• What the task requires:
An exact reproduction of the records is required, with all images left out.

Entries from a visual dataset
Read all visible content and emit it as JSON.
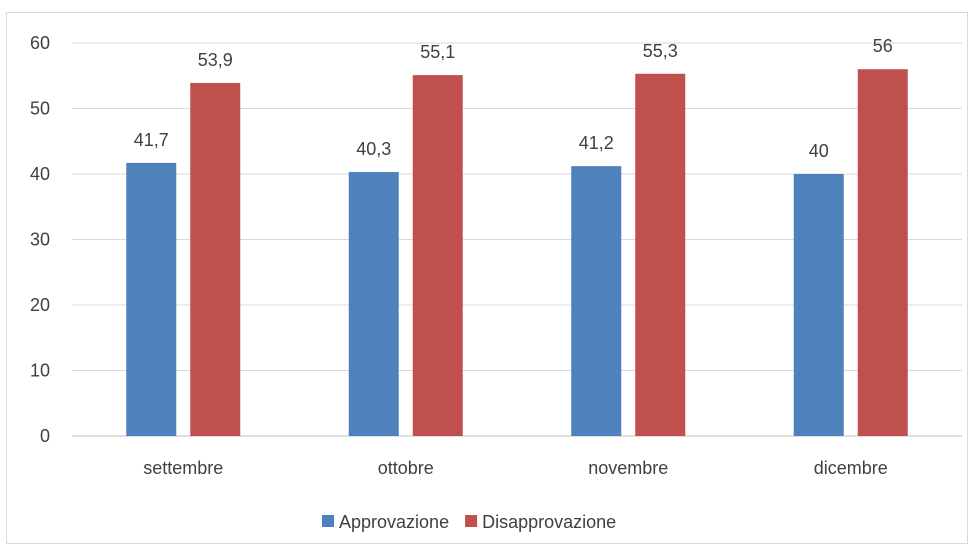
{
  "chart_data": {
    "type": "bar",
    "categories": [
      "settembre",
      "ottobre",
      "novembre",
      "dicembre"
    ],
    "series": [
      {
        "name": "Approvazione",
        "values": [
          41.7,
          40.3,
          41.2,
          40
        ],
        "labels": [
          "41,7",
          "40,3",
          "41,2",
          "40"
        ],
        "color": "#4f81bd"
      },
      {
        "name": "Disapprovazione",
        "values": [
          53.9,
          55.1,
          55.3,
          56
        ],
        "labels": [
          "53,9",
          "55,1",
          "55,3",
          "56"
        ],
        "color": "#c0504d"
      }
    ],
    "ylim": [
      0,
      60
    ],
    "yticks": [
      0,
      10,
      20,
      30,
      40,
      50,
      60
    ],
    "title": "",
    "xlabel": "",
    "ylabel": "",
    "grid": true,
    "legend_position": "bottom"
  }
}
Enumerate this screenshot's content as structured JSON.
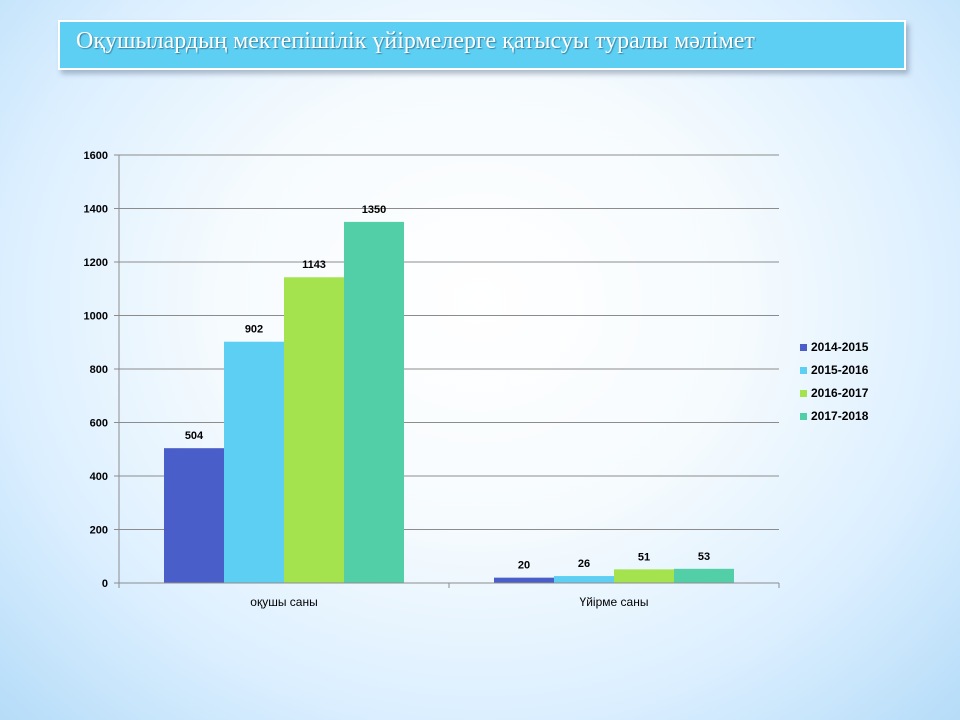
{
  "header": {
    "title": "Оқушылардың  мектепішілік  үйірмелерге қатысуы туралы мәлімет"
  },
  "chart_data": {
    "type": "bar",
    "title": "",
    "xlabel": "",
    "ylabel": "",
    "categories": [
      "оқушы саны",
      "Үйірме  саны"
    ],
    "series": [
      {
        "name": "2014-2015",
        "color": "#4a5ec9",
        "values": [
          504,
          20
        ]
      },
      {
        "name": "2015-2016",
        "color": "#5ccff3",
        "values": [
          902,
          26
        ]
      },
      {
        "name": "2016-2017",
        "color": "#a5e34e",
        "values": [
          1143,
          51
        ]
      },
      {
        "name": "2017-2018",
        "color": "#52cfa6",
        "values": [
          1350,
          53
        ]
      }
    ],
    "ylim": [
      0,
      1600
    ],
    "yticks": [
      0,
      200,
      400,
      600,
      800,
      1000,
      1200,
      1400,
      1600
    ],
    "grid": true,
    "legend": "right"
  }
}
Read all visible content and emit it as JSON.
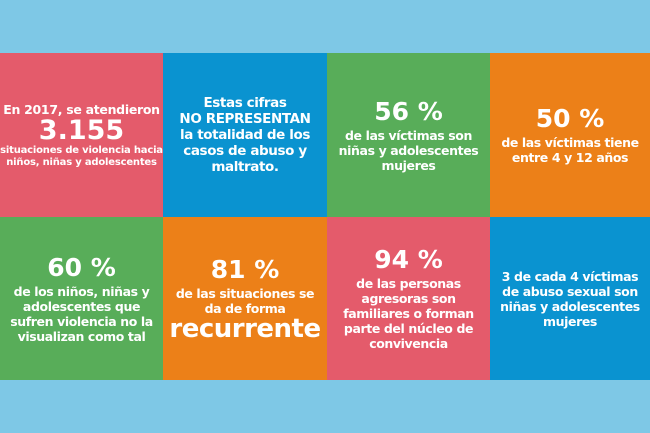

• Full solution:
Read all visible content and emit it as JSON.
{
  "chart_data": {
    "type": "bar",
    "categories": [
      "settembre",
      "ottobre",
      "novembre",
      "dicembre"
    ],
    "series": [
      {
        "name": "Approvazione",
        "values": [
          41.7,
          40.3,
          41.2,
          40
        ],
        "labels": [
          "41,7",
          "40,3",
          "41,2",
          "40"
        ],
        "color": "#4f81bd"
      },
      {
        "name": "Disapprovazione",
        "values": [
          53.9,
          55.1,
          55.3,
          56
        ],
        "labels": [
          "53,9",
          "55,1",
          "55,3",
          "56"
        ],
        "color": "#c0504d"
      }
    ],
    "ylim": [
      0,
      60
    ],
    "yticks": [
      0,
      10,
      20,
      30,
      40,
      50,
      60
    ],
    "title": "",
    "xlabel": "",
    "ylabel": "",
    "grid": true,
    "legend_position": "bottom"
  }
}
Enumerate this screenshot's content as structured JSON.
{
  "header": {
    "title": "Оқушылардың  мектепішілік  үйірмелерге қатысуы туралы мәлімет"
  },
  "chart_data": {
    "type": "bar",
    "title": "",
    "xlabel": "",
    "ylabel": "",
    "categories": [
      "оқушы саны",
      "Үйірме  саны"
    ],
    "series": [
      {
        "name": "2014-2015",
        "color": "#4a5ec9",
        "values": [
          504,
          20
        ]
      },
      {
        "name": "2015-2016",
        "color": "#5ccff3",
        "values": [
          902,
          26
        ]
      },
      {
        "name": "2016-2017",
        "color": "#a5e34e",
        "values": [
          1143,
          51
        ]
      },
      {
        "name": "2017-2018",
        "color": "#52cfa6",
        "values": [
          1350,
          53
        ]
      }
    ],
    "ylim": [
      0,
      1600
    ],
    "yticks": [
      0,
      200,
      400,
      600,
      800,
      1000,
      1200,
      1400,
      1600
    ],
    "grid": true,
    "legend": "right"
  }
}
Read all visible content and emit it as JSON.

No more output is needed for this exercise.